[SUPPLIED DATA]:
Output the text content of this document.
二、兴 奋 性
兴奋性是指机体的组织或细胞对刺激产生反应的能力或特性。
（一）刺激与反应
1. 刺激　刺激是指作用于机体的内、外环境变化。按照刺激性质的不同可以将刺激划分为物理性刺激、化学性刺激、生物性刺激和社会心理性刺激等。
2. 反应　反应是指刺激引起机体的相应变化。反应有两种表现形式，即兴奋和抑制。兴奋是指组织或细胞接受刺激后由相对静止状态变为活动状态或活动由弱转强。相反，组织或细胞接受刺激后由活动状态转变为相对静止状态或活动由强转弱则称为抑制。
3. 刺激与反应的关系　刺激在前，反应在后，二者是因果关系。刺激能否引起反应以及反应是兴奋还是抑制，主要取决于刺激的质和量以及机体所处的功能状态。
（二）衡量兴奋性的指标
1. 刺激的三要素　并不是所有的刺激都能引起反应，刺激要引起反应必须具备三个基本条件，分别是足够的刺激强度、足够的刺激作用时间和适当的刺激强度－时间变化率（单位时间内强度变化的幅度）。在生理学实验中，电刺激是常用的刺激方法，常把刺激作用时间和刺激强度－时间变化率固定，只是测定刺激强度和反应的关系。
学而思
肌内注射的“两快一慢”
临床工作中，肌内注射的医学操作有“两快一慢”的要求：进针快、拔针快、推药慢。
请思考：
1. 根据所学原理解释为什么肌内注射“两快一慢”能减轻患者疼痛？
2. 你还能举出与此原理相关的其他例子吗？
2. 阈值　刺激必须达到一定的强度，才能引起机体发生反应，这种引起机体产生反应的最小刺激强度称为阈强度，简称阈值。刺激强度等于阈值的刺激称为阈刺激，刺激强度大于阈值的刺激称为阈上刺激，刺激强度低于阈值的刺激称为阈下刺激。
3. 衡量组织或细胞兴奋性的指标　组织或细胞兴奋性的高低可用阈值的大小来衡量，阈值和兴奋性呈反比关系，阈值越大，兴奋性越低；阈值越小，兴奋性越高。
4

[EXERCISE]: The listing above must be transcribed exactly, line by line.

[WRITTEN RESPONSE]:
Output the text content of this document.
二、兴 奋 性
兴奋性是指机体的组织或细胞对刺激产生反应的能力或特性。
（一）刺激与反应
1. 刺激　刺激是指作用于机体的内、外环境变化。按照刺激性质的不同可以将刺激划分为物理性刺激、化学性刺激、生物性刺激和社会心理性刺激等。
2. 反应　反应是指刺激引起机体的相应变化。反应有两种表现形式，即兴奋和抑制。兴奋是指组织或细胞接受刺激后由相对静止状态变为活动状态或活动由弱转强。相反，组织或细胞接受刺激后由活动状态转变为相对静止状态或活动由强转弱则称为抑制。
3. 刺激与反应的关系　刺激在前，反应在后，二者是因果关系。刺激能否引起反应以及反应是兴奋还是抑制，主要取决于刺激的质和量以及机体所处的功能状态。
（二）衡量兴奋性的指标
1. 刺激的三要素　并不是所有的刺激都能引起反应，刺激要引起反应必须具备三个基本条件，分别是足够的刺激强度、足够的刺激作用时间和适当的刺激强度－时间变化率（单位时间内强度变化的幅度）。在生理学实验中，电刺激是常用的刺激方法，常把刺激作用时间和刺激强度－时间变化率固定，只是测定刺激强度和反应的关系。
学而思
肌内注射的“两快一慢”
临床工作中，肌内注射的医学操作有“两快一慢”的要求：进针快、拔针快、推药慢。
请思考：
1. 根据所学原理解释为什么肌内注射“两快一慢”能减轻患者疼痛？
2. 你还能举出与此原理相关的其他例子吗？
2. 阈值　刺激必须达到一定的强度，才能引起机体发生反应，这种引起机体产生反应的最小刺激强度称为阈强度，简称阈值。刺激强度等于阈值的刺激称为阈刺激，刺激强度大于阈值的刺激称为阈上刺激，刺激强度低于阈值的刺激称为阈下刺激。
3. 衡量组织或细胞兴奋性的指标　组织或细胞兴奋性的高低可用阈值的大小来衡量，阈值和兴奋性呈反比关系，阈值越大，兴奋性越低；阈值越小，兴奋性越高。
4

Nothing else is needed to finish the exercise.